REQUIRED ACTION
Copy every line from the records below that carries the word "text".

LISTED RECORDS
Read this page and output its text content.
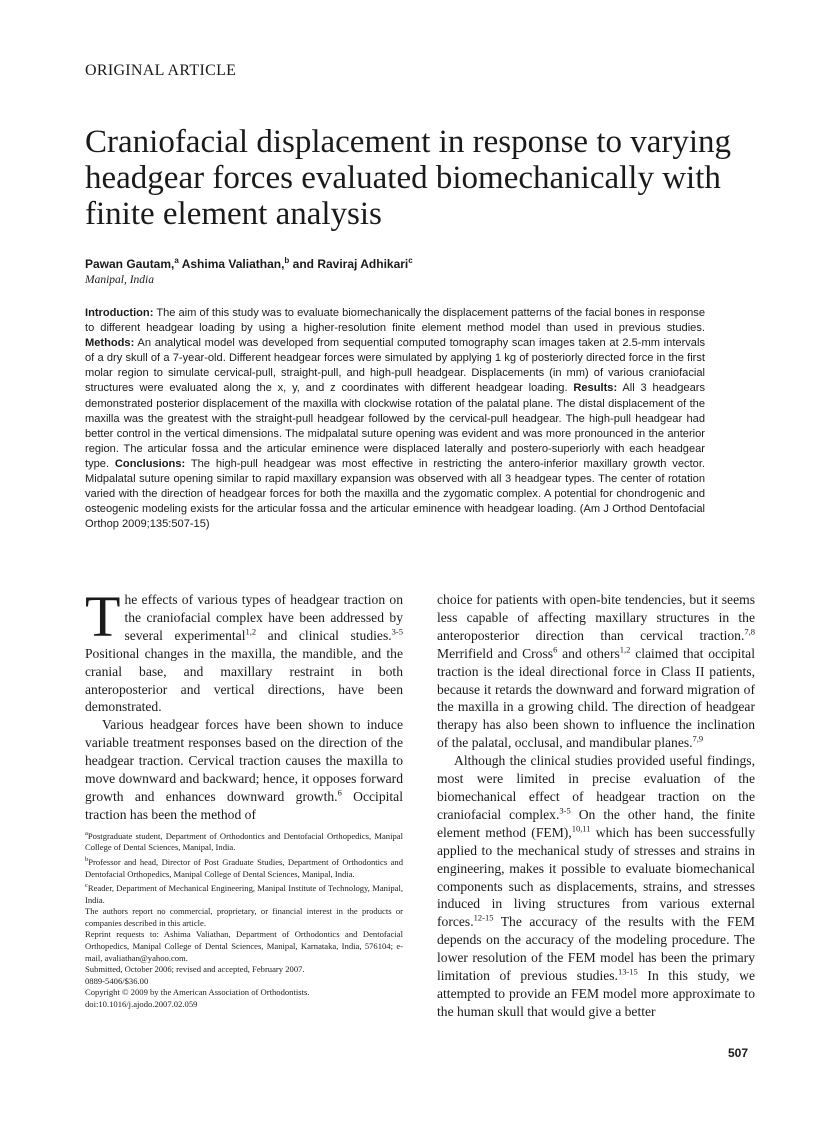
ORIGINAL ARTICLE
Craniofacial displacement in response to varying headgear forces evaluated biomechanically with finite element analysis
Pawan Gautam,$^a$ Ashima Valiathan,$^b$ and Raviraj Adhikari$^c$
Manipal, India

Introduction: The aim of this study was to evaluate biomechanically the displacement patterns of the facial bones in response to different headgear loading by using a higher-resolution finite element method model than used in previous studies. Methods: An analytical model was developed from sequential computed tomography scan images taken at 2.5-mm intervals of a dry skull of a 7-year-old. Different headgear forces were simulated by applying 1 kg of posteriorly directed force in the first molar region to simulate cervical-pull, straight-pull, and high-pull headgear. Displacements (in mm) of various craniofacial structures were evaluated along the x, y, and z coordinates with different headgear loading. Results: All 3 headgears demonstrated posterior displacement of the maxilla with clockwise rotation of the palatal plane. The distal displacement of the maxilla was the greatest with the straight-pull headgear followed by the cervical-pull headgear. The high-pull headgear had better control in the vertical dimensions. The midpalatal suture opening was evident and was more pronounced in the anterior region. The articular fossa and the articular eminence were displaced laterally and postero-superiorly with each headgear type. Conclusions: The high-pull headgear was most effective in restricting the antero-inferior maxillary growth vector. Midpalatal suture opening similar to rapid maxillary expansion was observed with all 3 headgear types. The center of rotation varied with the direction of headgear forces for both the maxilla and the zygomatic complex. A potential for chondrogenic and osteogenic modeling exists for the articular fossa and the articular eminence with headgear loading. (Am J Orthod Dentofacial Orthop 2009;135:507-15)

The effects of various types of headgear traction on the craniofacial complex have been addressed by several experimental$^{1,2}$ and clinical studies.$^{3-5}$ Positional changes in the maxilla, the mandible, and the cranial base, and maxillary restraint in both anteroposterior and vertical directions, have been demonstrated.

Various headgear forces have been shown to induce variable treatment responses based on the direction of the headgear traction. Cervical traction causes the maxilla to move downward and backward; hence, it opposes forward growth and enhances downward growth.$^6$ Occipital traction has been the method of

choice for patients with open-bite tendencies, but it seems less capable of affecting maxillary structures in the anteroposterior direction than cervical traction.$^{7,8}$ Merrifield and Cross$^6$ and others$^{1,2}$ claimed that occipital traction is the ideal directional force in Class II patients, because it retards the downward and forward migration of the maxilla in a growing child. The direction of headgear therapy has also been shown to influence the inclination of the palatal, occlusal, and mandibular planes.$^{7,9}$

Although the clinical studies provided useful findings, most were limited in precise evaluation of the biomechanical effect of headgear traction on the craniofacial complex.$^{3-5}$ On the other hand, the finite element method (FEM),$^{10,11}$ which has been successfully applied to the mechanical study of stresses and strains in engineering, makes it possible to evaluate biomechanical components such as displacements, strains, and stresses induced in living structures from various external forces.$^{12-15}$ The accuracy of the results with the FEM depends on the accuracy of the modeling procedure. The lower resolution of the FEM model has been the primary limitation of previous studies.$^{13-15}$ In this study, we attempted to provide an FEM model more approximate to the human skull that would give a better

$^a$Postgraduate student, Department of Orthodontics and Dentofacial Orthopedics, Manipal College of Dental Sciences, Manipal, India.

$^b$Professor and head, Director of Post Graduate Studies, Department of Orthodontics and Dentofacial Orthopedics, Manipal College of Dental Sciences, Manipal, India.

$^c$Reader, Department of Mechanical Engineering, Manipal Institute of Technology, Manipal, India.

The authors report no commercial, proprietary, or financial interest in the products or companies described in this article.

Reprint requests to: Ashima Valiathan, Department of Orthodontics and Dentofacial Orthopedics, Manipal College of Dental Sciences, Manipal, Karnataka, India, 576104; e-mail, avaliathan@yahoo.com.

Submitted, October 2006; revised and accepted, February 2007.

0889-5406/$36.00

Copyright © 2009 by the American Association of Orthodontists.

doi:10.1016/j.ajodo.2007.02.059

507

---

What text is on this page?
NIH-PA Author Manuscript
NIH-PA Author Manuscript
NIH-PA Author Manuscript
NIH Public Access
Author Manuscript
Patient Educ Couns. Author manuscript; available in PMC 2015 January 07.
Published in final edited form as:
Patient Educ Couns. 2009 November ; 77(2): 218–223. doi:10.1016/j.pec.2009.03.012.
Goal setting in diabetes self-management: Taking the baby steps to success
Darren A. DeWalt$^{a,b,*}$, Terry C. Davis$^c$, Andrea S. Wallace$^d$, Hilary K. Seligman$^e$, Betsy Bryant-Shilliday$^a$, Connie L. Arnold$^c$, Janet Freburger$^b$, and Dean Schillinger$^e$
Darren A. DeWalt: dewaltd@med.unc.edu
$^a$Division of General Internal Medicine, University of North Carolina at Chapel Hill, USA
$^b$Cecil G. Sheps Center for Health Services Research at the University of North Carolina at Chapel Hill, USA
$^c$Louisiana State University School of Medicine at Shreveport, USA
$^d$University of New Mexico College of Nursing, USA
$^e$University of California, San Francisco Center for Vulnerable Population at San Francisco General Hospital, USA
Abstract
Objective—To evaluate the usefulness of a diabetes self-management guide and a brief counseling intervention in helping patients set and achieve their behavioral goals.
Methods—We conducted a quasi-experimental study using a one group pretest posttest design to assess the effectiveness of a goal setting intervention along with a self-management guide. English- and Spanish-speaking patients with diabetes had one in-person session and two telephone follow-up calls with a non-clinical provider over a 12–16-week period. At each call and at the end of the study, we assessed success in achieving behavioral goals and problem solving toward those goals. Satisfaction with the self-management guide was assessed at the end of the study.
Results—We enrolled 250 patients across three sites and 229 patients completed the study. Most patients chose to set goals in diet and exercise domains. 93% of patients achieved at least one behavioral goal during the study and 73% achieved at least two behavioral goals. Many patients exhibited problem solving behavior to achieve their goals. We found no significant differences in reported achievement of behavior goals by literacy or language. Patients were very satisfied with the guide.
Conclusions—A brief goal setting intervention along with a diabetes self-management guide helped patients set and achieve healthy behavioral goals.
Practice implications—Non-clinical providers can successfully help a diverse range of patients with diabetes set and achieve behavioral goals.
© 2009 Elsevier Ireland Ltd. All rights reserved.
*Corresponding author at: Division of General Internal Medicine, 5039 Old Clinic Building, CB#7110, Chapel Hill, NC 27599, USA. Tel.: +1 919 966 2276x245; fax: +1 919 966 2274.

==

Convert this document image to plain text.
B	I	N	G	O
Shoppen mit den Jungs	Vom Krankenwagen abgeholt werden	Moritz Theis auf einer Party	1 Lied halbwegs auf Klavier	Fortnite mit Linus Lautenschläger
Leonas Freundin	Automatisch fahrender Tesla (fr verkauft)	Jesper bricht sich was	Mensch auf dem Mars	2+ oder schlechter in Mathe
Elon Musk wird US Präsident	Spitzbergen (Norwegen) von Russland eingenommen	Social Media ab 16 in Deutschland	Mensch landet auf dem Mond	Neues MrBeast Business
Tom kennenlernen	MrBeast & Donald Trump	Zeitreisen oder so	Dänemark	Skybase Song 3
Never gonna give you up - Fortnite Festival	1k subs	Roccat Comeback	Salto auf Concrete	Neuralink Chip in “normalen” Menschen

OUTPUT OF THE EXERCISE
Read this page and output its text content.
What text is on this page?
Convert this document image to plain text.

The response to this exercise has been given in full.